## What the task asks:
Determine which lines contain the word "name", then copy those lines.

## Provided records:
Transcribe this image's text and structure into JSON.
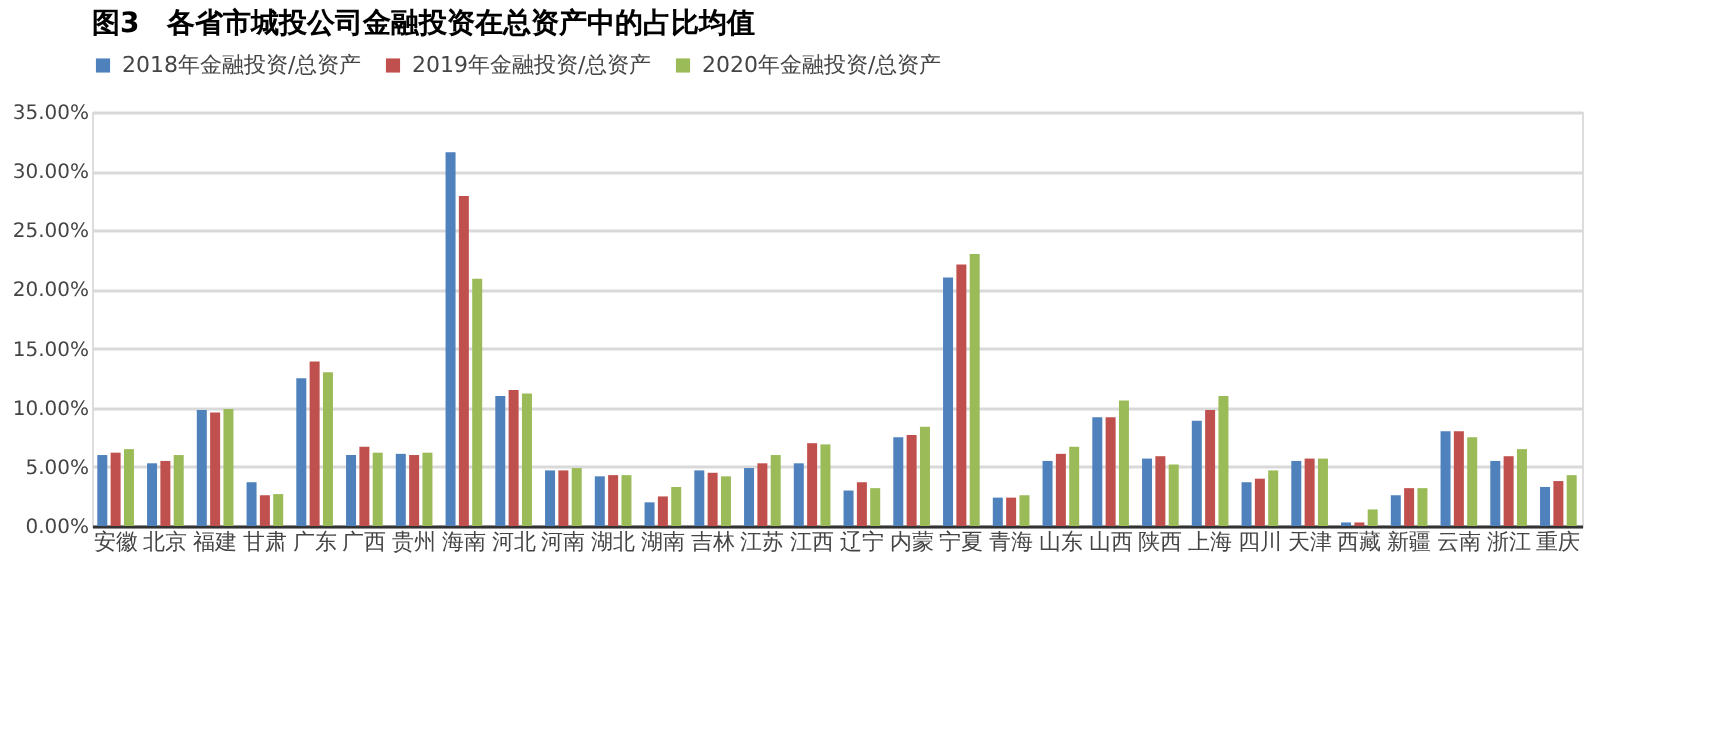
{
  "chart_data": {
    "type": "bar",
    "title": "图3　各省市城投公司金融投资在总资产中的占比均值",
    "categories": [
      "安徽",
      "北京",
      "福建",
      "甘肃",
      "广东",
      "广西",
      "贵州",
      "海南",
      "河北",
      "河南",
      "湖北",
      "湖南",
      "吉林",
      "江苏",
      "江西",
      "辽宁",
      "内蒙",
      "宁夏",
      "青海",
      "山东",
      "山西",
      "陕西",
      "上海",
      "四川",
      "天津",
      "西藏",
      "新疆",
      "云南",
      "浙江",
      "重庆"
    ],
    "series": [
      {
        "name": "2018年金融投资/总资产",
        "color": "#4f81bd",
        "values": [
          6.0,
          5.3,
          9.8,
          3.7,
          12.5,
          6.0,
          6.1,
          31.6,
          11.0,
          4.7,
          4.2,
          2.0,
          4.7,
          4.9,
          5.3,
          3.0,
          7.5,
          21.0,
          2.4,
          5.5,
          9.2,
          5.7,
          8.9,
          3.7,
          5.5,
          0.3,
          2.6,
          8.0,
          5.5,
          3.3
        ]
      },
      {
        "name": "2019年金融投资/总资产",
        "color": "#c0504d",
        "values": [
          6.2,
          5.5,
          9.6,
          2.6,
          13.9,
          6.7,
          6.0,
          27.9,
          11.5,
          4.7,
          4.3,
          2.5,
          4.5,
          5.3,
          7.0,
          3.7,
          7.7,
          22.1,
          2.4,
          6.1,
          9.2,
          5.9,
          9.8,
          4.0,
          5.7,
          0.3,
          3.2,
          8.0,
          5.9,
          3.8
        ]
      },
      {
        "name": "2020年金融投资/总资产",
        "color": "#9bbb59",
        "values": [
          6.5,
          6.0,
          9.9,
          2.7,
          13.0,
          6.2,
          6.2,
          20.9,
          11.2,
          4.9,
          4.3,
          3.3,
          4.2,
          6.0,
          6.9,
          3.2,
          8.4,
          23.0,
          2.6,
          6.7,
          10.6,
          5.2,
          11.0,
          4.7,
          5.7,
          1.4,
          3.2,
          7.5,
          6.5,
          4.3
        ]
      }
    ],
    "ylim": [
      0,
      35
    ],
    "yticks": [
      {
        "value": 0,
        "label": "0.00%"
      },
      {
        "value": 5,
        "label": "5.00%"
      },
      {
        "value": 10,
        "label": "10.00%"
      },
      {
        "value": 15,
        "label": "15.00%"
      },
      {
        "value": 20,
        "label": "20.00%"
      },
      {
        "value": 25,
        "label": "25.00%"
      },
      {
        "value": 30,
        "label": "30.00%"
      },
      {
        "value": 35,
        "label": "35.00%"
      }
    ],
    "grid": "y",
    "legend": "top"
  }
}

## Exercise output:
        "name": "2018年金融投资/总资产",
        "name": "2019年金融投资/总资产",
        "name": "2020年金融投资/总资产",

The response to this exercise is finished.